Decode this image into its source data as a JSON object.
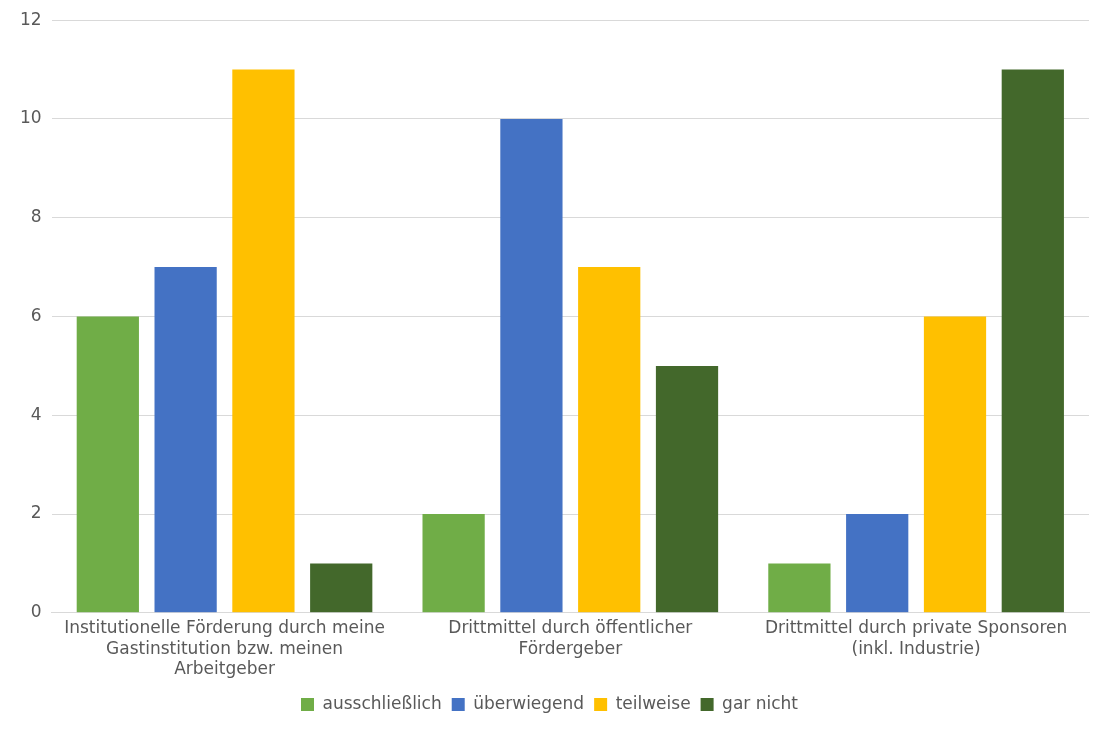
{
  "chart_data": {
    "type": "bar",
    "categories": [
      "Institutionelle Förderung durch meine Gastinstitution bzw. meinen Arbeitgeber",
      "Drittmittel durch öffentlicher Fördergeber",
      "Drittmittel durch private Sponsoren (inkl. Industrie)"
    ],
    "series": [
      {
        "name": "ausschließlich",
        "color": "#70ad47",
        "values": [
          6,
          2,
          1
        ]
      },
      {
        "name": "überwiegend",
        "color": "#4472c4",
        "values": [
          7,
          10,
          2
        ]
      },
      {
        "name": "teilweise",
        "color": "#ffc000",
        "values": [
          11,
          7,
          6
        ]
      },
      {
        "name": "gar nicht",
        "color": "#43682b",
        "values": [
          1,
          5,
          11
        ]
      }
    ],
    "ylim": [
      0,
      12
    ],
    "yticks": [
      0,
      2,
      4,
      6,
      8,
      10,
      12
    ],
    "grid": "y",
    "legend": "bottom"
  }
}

---

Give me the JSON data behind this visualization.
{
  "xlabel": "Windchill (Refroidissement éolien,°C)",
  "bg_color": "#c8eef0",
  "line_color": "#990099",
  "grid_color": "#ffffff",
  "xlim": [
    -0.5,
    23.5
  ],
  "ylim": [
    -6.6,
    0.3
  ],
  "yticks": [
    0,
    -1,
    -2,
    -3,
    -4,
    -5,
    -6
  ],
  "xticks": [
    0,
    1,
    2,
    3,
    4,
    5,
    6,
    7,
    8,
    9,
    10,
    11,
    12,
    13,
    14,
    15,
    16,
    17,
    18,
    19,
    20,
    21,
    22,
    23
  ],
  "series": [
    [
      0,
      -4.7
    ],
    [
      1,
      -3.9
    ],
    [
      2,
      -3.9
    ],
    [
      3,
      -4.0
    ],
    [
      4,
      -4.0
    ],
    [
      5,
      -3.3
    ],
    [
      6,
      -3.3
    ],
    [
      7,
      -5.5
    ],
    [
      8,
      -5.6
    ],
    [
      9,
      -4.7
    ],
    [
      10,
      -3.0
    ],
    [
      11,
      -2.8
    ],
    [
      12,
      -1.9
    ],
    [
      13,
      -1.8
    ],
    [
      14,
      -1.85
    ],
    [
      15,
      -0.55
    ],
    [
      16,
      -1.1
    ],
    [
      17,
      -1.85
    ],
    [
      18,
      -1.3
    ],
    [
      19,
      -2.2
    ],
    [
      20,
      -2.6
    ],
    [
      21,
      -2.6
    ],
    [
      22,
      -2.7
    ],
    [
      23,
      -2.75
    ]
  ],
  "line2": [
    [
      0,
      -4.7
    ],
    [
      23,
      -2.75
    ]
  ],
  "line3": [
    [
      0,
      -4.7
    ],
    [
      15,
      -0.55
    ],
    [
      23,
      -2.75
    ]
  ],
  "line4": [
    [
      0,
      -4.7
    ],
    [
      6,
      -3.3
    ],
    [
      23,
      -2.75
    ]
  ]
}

> **To be done**: Pick out each line above that includes "JSON" and show it.

> **Response to the exercise**:
Decode this image into its source data as a JSON object.
Give me the JSON data behind this visualization.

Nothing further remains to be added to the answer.